Give back the entire listing verbatim.

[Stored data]
_ _ _ _ _

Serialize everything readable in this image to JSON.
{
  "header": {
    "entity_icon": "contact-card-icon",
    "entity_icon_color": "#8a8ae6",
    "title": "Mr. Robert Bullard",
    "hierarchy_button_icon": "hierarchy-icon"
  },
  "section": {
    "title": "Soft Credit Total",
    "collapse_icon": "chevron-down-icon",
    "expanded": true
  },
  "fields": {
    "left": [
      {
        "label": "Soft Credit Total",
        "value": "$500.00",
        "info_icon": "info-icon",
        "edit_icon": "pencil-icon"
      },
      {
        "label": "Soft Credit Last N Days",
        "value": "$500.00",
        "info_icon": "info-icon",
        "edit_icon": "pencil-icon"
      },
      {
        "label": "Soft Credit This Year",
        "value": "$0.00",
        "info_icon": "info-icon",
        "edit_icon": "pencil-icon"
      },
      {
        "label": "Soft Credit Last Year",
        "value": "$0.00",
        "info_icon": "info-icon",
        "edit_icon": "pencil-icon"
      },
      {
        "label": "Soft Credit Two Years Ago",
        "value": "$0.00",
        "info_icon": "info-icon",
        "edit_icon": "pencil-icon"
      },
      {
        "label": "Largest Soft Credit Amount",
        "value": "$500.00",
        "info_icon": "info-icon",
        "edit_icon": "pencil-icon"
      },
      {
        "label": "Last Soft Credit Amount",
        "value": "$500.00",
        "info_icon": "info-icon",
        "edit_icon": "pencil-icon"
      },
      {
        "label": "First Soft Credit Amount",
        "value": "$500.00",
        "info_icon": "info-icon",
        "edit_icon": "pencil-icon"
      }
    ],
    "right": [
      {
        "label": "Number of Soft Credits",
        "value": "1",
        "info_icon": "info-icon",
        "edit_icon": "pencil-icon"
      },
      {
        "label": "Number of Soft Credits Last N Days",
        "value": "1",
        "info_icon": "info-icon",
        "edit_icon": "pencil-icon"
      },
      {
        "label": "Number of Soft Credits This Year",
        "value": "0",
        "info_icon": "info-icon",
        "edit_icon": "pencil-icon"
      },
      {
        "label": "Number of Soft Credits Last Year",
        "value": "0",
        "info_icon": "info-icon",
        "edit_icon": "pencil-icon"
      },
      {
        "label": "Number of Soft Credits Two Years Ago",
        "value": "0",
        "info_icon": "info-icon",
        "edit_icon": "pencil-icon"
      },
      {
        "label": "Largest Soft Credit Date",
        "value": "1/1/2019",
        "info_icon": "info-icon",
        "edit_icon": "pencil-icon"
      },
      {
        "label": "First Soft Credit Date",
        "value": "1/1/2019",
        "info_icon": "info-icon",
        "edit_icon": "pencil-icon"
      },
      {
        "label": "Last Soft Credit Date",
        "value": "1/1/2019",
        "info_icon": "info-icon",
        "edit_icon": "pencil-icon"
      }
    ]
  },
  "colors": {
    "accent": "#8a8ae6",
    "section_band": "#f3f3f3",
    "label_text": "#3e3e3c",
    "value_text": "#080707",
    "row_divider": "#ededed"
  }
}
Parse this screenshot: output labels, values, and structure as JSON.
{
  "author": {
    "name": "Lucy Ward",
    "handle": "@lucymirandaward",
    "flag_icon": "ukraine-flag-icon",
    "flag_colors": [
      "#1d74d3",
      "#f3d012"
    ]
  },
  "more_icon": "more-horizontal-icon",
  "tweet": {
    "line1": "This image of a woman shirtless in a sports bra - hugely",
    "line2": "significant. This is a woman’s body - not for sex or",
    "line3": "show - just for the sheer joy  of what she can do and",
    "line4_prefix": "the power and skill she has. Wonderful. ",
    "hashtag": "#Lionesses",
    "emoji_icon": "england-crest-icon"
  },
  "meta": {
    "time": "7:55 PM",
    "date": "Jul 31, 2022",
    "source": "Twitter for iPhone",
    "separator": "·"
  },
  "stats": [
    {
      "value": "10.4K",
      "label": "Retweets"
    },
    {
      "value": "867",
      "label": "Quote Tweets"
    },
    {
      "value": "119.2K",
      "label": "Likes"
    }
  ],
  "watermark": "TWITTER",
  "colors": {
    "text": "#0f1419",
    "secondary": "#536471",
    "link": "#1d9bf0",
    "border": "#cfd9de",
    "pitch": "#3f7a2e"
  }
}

_ _ _ _ _

• [Expected answer]
Serialize everything readable in this image to JSON.
{
  "header": {
    "entity_icon": "contact-card-icon",
    "entity_icon_color": "#8a8ae6",
    "title": "Mr. Robert Bullard",
    "hierarchy_button_icon": "hierarchy-icon"
  },
  "section": {
    "title": "Soft Credit Total",
    "collapse_icon": "chevron-down-icon",
    "expanded": true
  },
  "fields": {
    "left": [
      {
        "label": "Soft Credit Total",
        "value": "$500.00",
        "info_icon": "info-icon",
        "edit_icon": "pencil-icon"
      },
      {
        "label": "Soft Credit Last N Days",
        "value": "$500.00",
        "info_icon": "info-icon",
        "edit_icon": "pencil-icon"
      },
      {
        "label": "Soft Credit This Year",
        "value": "$0.00",
        "info_icon": "info-icon",
        "edit_icon": "pencil-icon"
      },
      {
        "label": "Soft Credit Last Year",
        "value": "$0.00",
        "info_icon": "info-icon",
        "edit_icon": "pencil-icon"
      },
      {
        "label": "Soft Credit Two Years Ago",
        "value": "$0.00",
        "info_icon": "info-icon",
        "edit_icon": "pencil-icon"
      },
      {
        "label": "Largest Soft Credit Amount",
        "value": "$500.00",
        "info_icon": "info-icon",
        "edit_icon": "pencil-icon"
      },
      {
        "label": "Last Soft Credit Amount",
        "value": "$500.00",
        "info_icon": "info-icon",
        "edit_icon": "pencil-icon"
      },
      {
        "label": "First Soft Credit Amount",
        "value": "$500.00",
        "info_icon": "info-icon",
        "edit_icon": "pencil-icon"
      }
    ],
    "right": [
      {
        "label": "Number of Soft Credits",
        "value": "1",
        "info_icon": "info-icon",
        "edit_icon": "pencil-icon"
      },
      {
        "label": "Number of Soft Credits Last N Days",
        "value": "1",
        "info_icon": "info-icon",
        "edit_icon": "pencil-icon"
      },
      {
        "label": "Number of Soft Credits This Year",
        "value": "0",
        "info_icon": "info-icon",
        "edit_icon": "pencil-icon"
      },
      {
        "label": "Number of Soft Credits Last Year",
        "value": "0",
        "info_icon": "info-icon",
        "edit_icon": "pencil-icon"
      },
      {
        "label": "Number of Soft Credits Two Years Ago",
        "value": "0",
        "info_icon": "info-icon",
        "edit_icon": "pencil-icon"
      },
      {
        "label": "Largest Soft Credit Date",
        "value": "1/1/2019",
        "info_icon": "info-icon",
        "edit_icon": "pencil-icon"
      },
      {
        "label": "First Soft Credit Date",
        "value": "1/1/2019",
        "info_icon": "info-icon",
        "edit_icon": "pencil-icon"
      },
      {
        "label": "Last Soft Credit Date",
        "value": "1/1/2019",
        "info_icon": "info-icon",
        "edit_icon": "pencil-icon"
      }
    ]
  },
  "colors": {
    "accent": "#8a8ae6",
    "section_band": "#f3f3f3",
    "label_text": "#3e3e3c",
    "value_text": "#080707",
    "row_divider": "#ededed"
  }
}
Parse this screenshot: output labels, values, and structure as JSON.
{
  "author": {
    "name": "Lucy Ward",
    "handle": "@lucymirandaward",
    "flag_icon": "ukraine-flag-icon",
    "flag_colors": [
      "#1d74d3",
      "#f3d012"
    ]
  },
  "more_icon": "more-horizontal-icon",
  "tweet": {
    "line1": "This image of a woman shirtless in a sports bra - hugely",
    "line2": "significant. This is a woman’s body - not for sex or",
    "line3": "show - just for the sheer joy  of what she can do and",
    "line4_prefix": "the power and skill she has. Wonderful. ",
    "hashtag": "#Lionesses",
    "emoji_icon": "england-crest-icon"
  },
  "meta": {
    "time": "7:55 PM",
    "date": "Jul 31, 2022",
    "source": "Twitter for iPhone",
    "separator": "·"
  },
  "stats": [
    {
      "value": "10.4K",
      "label": "Retweets"
    },
    {
      "value": "867",
      "label": "Quote Tweets"
    },
    {
      "value": "119.2K",
      "label": "Likes"
    }
  ],
  "watermark": "TWITTER",
  "colors": {
    "text": "#0f1419",
    "secondary": "#536471",
    "link": "#1d9bf0",
    "border": "#cfd9de",
    "pitch": "#3f7a2e"
  }
}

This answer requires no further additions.